Theater im Westen!

Express-Historie von A. Behmel

Rund um Westberlin stand unübersehenswert der Mauerstreifen. Deswegen konnten wir uns nicht so recht ausdehnen, sondern hätten eigentlich hoch hinaus müssen. In Westberlin ist das aber komischerweise unterblieben: Im Westen nüscht Neuet, hieß die Parole: Westberlin wurde eingemottet und verfilzte langsam vor sich hin. Schuld daran war der sogenannte Sonderstaatus von Westberlin. In anderen Worten: von Westen her kam Geld rein und man mußte nüscht dafür tun, im Gegenteil, wer effektiv gearbeitet hat, dem wurden die Zuschüsse gestrichen, basta.

Der Westen entwickelte sich auch zu einem Bundestreffpunkt für Leute, die nicht einverstanden waren und sich deswegen ihre insulare Subkultur ausgedacht haben: Nina Hagen, Udo Lindenberg, Harald Juhnke, Pfitzmann und die Froboess und all die anderen Subkultur-Unterhalter oder Hochkultur-Oberunterhalter miteinander. Manche sind auch nur gekommen, weilse in Westberlin nicht zur Bundeswehr mußten. Wieder dieser Sonderstartschuß! Hier war nüscht wie sonstwo. Auch wenn wir in Westberlin Bundesbürger waren, konnten wir trotzdem nicht in den Bundestag gewählt werden. Stattdessen saßen in Bonn 20 Mann mit Delegiertenausweisung, im Bundesrat sah es genauso aus...

• WAS ZU TUN IST
Schreib den Text über Westberlin nach seinem letzten Satz weiter. Die Liste weiter unten wird dafür nicht gebraucht.

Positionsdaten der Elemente
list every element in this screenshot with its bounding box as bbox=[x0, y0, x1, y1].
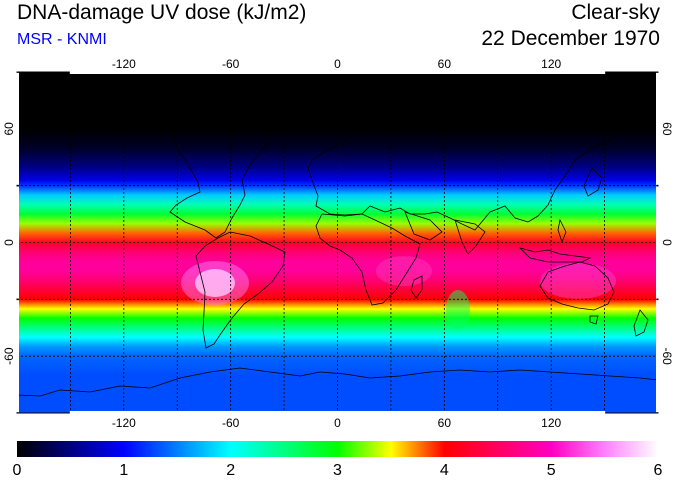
left-tick-mark bbox=[16, 300, 19, 413]
longitude-label-bottom: -120 bbox=[112, 416, 136, 430]
africa-hotspot bbox=[376, 256, 432, 286]
source-label: MSR - KNMI bbox=[17, 31, 107, 48]
longitude-label-bottom: 120 bbox=[541, 416, 561, 430]
map-title: DNA-damage UV dose (kJ/m2) bbox=[17, 1, 307, 24]
bottom-tick-mark bbox=[69, 411, 178, 414]
frame-ticks bbox=[16, 71, 659, 414]
bottom-tick-mark bbox=[176, 411, 285, 414]
australia-coast bbox=[539, 261, 615, 311]
longitude-label-bottom: -60 bbox=[222, 416, 240, 430]
south-america-hotspot bbox=[181, 261, 249, 305]
australia-hotspot bbox=[540, 263, 616, 299]
sky-condition-label: Clear-sky bbox=[571, 1, 660, 24]
colorbar-label: 2 bbox=[226, 462, 235, 479]
coastlines bbox=[17, 72, 658, 397]
latitude-label-right: 0 bbox=[660, 239, 674, 246]
colorbar-label: 6 bbox=[654, 462, 663, 479]
colorbar: 0 1 2 3 4 5 6 bbox=[13, 441, 663, 479]
colorbar-label: 5 bbox=[547, 462, 556, 479]
latitude-labels-right: 60 0 -60 bbox=[660, 122, 674, 365]
indian-ocean-streak bbox=[446, 290, 470, 330]
colorbar-label: 3 bbox=[333, 462, 342, 479]
left-tick-mark bbox=[16, 186, 19, 299]
latitude-label-right: 60 bbox=[660, 122, 674, 136]
latitude-label-left: 60 bbox=[2, 122, 16, 136]
north-america-coast bbox=[17, 77, 279, 239]
top-tick-mark bbox=[390, 71, 499, 74]
colorbar-label: 0 bbox=[13, 462, 22, 479]
left-tick-mark bbox=[16, 72, 19, 185]
india-coast bbox=[454, 219, 486, 255]
date-label: 22 December 1970 bbox=[481, 27, 660, 50]
madagascar-coast bbox=[410, 275, 423, 299]
eurasia-coast bbox=[307, 83, 658, 231]
bottom-tick-mark bbox=[390, 411, 499, 414]
latitude-labels-left: 60 0 -60 bbox=[2, 122, 16, 365]
top-tick-mark bbox=[176, 71, 285, 74]
longitude-label-bottom: 0 bbox=[334, 416, 341, 430]
hotspots bbox=[181, 256, 616, 330]
top-tick-mark bbox=[497, 71, 606, 74]
colorbar-label: 1 bbox=[119, 462, 128, 479]
philippines-coast bbox=[557, 218, 567, 244]
latitude-label-left: 0 bbox=[2, 239, 16, 246]
longitude-label-top: 60 bbox=[438, 57, 452, 71]
south-america-coast bbox=[195, 231, 286, 349]
africa-coast bbox=[315, 213, 421, 306]
right-tick-mark bbox=[656, 300, 659, 413]
tasmania-coast bbox=[589, 315, 599, 325]
longitude-label-top: 120 bbox=[541, 57, 561, 71]
longitude-label-top: 0 bbox=[334, 57, 341, 71]
antarctica-coast bbox=[17, 367, 658, 397]
colorbar-label: 4 bbox=[440, 462, 449, 479]
latitude-label-left: -60 bbox=[2, 347, 16, 365]
latitude-label-right: -60 bbox=[660, 347, 674, 365]
longitude-labels-top: -120 -60 0 60 120 bbox=[112, 57, 562, 71]
graticule bbox=[17, 72, 658, 413]
japan-coast bbox=[583, 167, 603, 197]
andes-hotspot bbox=[195, 269, 235, 297]
right-tick-mark bbox=[656, 186, 659, 299]
longitude-label-top: -120 bbox=[112, 57, 136, 71]
top-tick-mark bbox=[69, 71, 178, 74]
longitude-label-bottom: 60 bbox=[438, 416, 452, 430]
arabia-coast bbox=[404, 211, 443, 241]
longitude-labels-bottom: -120 -60 0 60 120 bbox=[112, 416, 562, 430]
colorbar-labels: 0 1 2 3 4 5 6 bbox=[13, 462, 663, 479]
new-zealand-coast bbox=[633, 309, 649, 337]
longitude-label-top: -60 bbox=[222, 57, 240, 71]
top-tick-mark bbox=[283, 71, 392, 74]
right-tick-mark bbox=[656, 72, 659, 185]
bottom-tick-mark bbox=[497, 411, 606, 414]
indonesia-coast bbox=[518, 247, 592, 263]
map-panel bbox=[16, 71, 659, 414]
colorbar-gradient bbox=[17, 441, 658, 457]
bottom-tick-mark bbox=[283, 411, 392, 414]
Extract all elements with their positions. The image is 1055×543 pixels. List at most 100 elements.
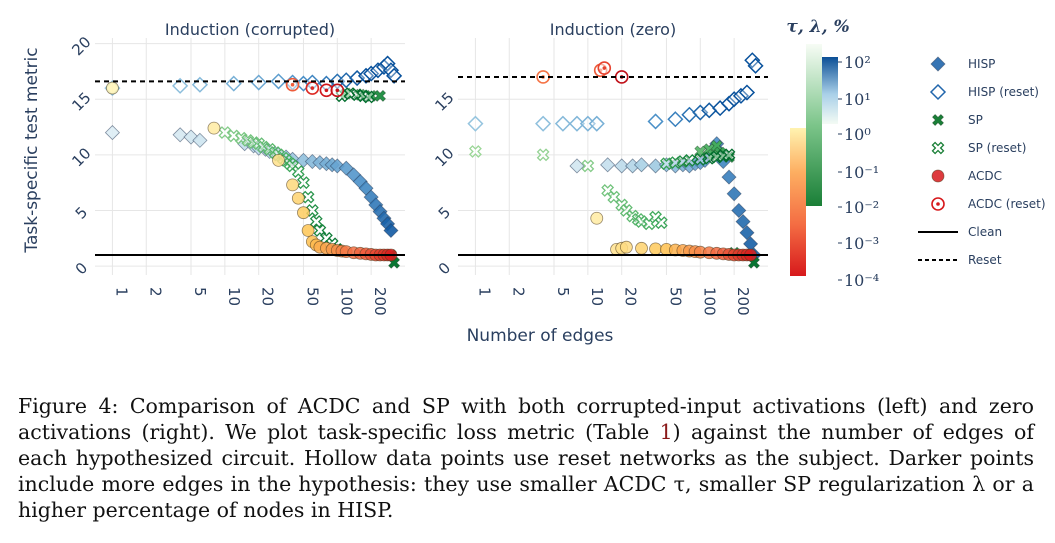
data-point: [619, 240, 633, 254]
data-point: [207, 121, 221, 135]
data-point: [569, 158, 585, 174]
data-point: [744, 52, 761, 69]
legend: HISP HISP (reset) SP SP (reset) ACDC ACDC (re…: [918, 56, 1046, 267]
caption-text-2: ) against the number of edges of each hy…: [18, 420, 1034, 522]
data-point: [635, 241, 648, 255]
legend-label: ACDC: [968, 169, 1002, 183]
legend-marker-center: [936, 202, 940, 206]
table-reference-link[interactable]: 1: [659, 420, 673, 444]
y-tick-label: 10: [68, 144, 94, 170]
data-point: [647, 113, 664, 130]
data-point: [297, 206, 310, 220]
data-point: [722, 148, 736, 162]
data-point: [633, 157, 650, 173]
data-point: [720, 95, 738, 112]
colorbar-tick-label: 10¹: [844, 90, 871, 109]
legend-item-sp[interactable]: SP: [932, 113, 983, 127]
x-tick-label: 100: [700, 287, 718, 316]
colorbar-hisp-strip: [822, 57, 838, 124]
x-tick-label: 10: [588, 287, 606, 306]
data-point-center: [602, 66, 607, 70]
y-tick-label: 5: [72, 203, 91, 222]
series-hisp-reset: [104, 55, 403, 97]
data-point: [374, 89, 387, 102]
colorbar-tick-label: 10⁻³: [844, 234, 879, 253]
colorbar-acdc-strip: [790, 128, 806, 276]
x-tick-label: 50: [666, 287, 684, 306]
data-point: [682, 153, 696, 167]
figure-caption: Figure 4: Comparison of ACDC and SP with…: [18, 393, 1034, 523]
data-point: [383, 222, 399, 239]
data-point: [369, 62, 387, 79]
data-point: [363, 65, 380, 82]
data-point: [649, 242, 662, 256]
data-point: [286, 178, 299, 192]
data-point: [379, 55, 396, 72]
data-point-center: [310, 86, 315, 90]
data-point: [309, 215, 323, 229]
series-hisp-reset: [467, 52, 764, 132]
legend-item-hisp-reset[interactable]: HISP (reset): [929, 83, 1039, 101]
legend-marker: [932, 114, 944, 126]
legend-item-reset[interactable]: Reset: [918, 253, 1002, 267]
data-point: [588, 115, 605, 132]
data-point: [693, 152, 707, 166]
y-tick-label: 10: [431, 144, 457, 170]
data-point: [721, 169, 737, 185]
data-point: [468, 145, 482, 158]
series-acdc: [590, 211, 757, 262]
legend-marker: [930, 56, 946, 72]
data-point: [581, 159, 595, 173]
legend-label: HISP (reset): [968, 85, 1039, 99]
colorbar-tick-label: 10⁻²: [844, 198, 879, 217]
x-tick-label: 5: [191, 287, 209, 297]
legend-item-sp-reset[interactable]: SP (reset): [931, 141, 1027, 155]
legend-label: ACDC (reset): [968, 197, 1046, 211]
data-point: [660, 157, 673, 171]
data-point: [554, 115, 571, 132]
series-sp-reset: [468, 145, 736, 231]
data-point: [382, 62, 400, 79]
x-tick-label: 5: [554, 287, 572, 297]
data-point: [735, 214, 751, 230]
data-point: [301, 224, 315, 237]
data-point: [536, 148, 550, 162]
data-point: [192, 132, 208, 148]
legend-marker: [931, 169, 945, 183]
panel-title: Induction (corrupted): [165, 20, 335, 39]
colorbar-tick-label: 10⁻¹: [844, 163, 879, 182]
series-acdc-reset: [285, 77, 345, 98]
data-point: [191, 76, 208, 93]
data-point: [635, 215, 648, 229]
data-point: [731, 202, 747, 219]
data-point: [726, 186, 742, 202]
data-point: [386, 67, 403, 84]
y-axis-label: Task-specific test metric: [22, 47, 42, 253]
data-point-center: [290, 82, 295, 87]
legend-item-hisp[interactable]: HISP: [930, 56, 995, 72]
x-tick-label: 20: [259, 287, 277, 306]
panel-1: Induction (corrupted) 0 5 10 15 20 1 2 5 10 20 50 10…: [68, 20, 405, 316]
x-tick-label: 1: [112, 287, 130, 297]
y-tick-label: 15: [431, 89, 457, 115]
legend-marker: [929, 83, 947, 101]
caption-text-1: Figure 4: Comparison of ACDC and SP with…: [18, 394, 1034, 444]
data-point: [747, 57, 764, 74]
x-tick-label: 10: [225, 287, 243, 306]
colorbar-tick-label: 10⁻⁴: [844, 271, 879, 290]
x-axis-label: Number of edges: [467, 326, 614, 346]
data-point: [681, 106, 698, 123]
legend-item-acdc-reset[interactable]: ACDC (reset): [931, 197, 1046, 211]
panel-2: Induction (zero) 0 5 10 15 1 2 5 10 20 50 100 200: [431, 20, 768, 316]
data-point: [667, 111, 684, 128]
legend-item-clean[interactable]: Clean: [918, 225, 1002, 239]
x-tick-label: 200: [371, 287, 389, 316]
x-tick-label: 200: [734, 287, 752, 316]
series-acdc-reset: [536, 61, 629, 84]
x-tick-label: 2: [146, 287, 164, 297]
data-point: [272, 153, 285, 167]
legend-item-acdc[interactable]: ACDC: [931, 169, 1002, 183]
y-tick-label: 15: [68, 89, 94, 115]
y-tick-label: 0: [72, 259, 91, 278]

• ERGEBNIS
Westberlin hatte seinen Namen übrigens bißchen zu unrecht, das wissen wir jetzt, denn kein einziger Bezirk von Westberlin hatte ursprünglich zu Berlin gehört und damit war gewissermaßen wieder der Zustand von vor 1920 eingetreten, nur daß alles anders hieß. Die Mauer, zumindest, was ihren Verlauf innerhalb der Stadt anging, teilte die beiden historischen Heimisphären der Stadt. Das hat uns nicht gutgetan. 1968 wurde es besonders schlimm, aber nicht zuerst bei uns, sondern in Vietnam. Denn ging es auch hier los: Erst haben die Studenten APOdiktisch gegen den Krieg demonstriert, dann hat die Bildzeitung gegen die Studenten geschrieben, dann haben die Studenten gegen die Büldzeitung demonstriert. Dann hat einer auf die Studenten geschossen und den Benno Ohnesarg getroffen. Zum Jahresausklang wurde ne schwangere Auster namens Frau Klarsfeld mit einem Schlag berühmt, als sie ihrem Bundeskanzler ne laute Ohrfeige mit Presseecho verpaßte; man kann vieles sagen, aber langweilig war dieses Jahr nicht.

Fortsetzung folgt....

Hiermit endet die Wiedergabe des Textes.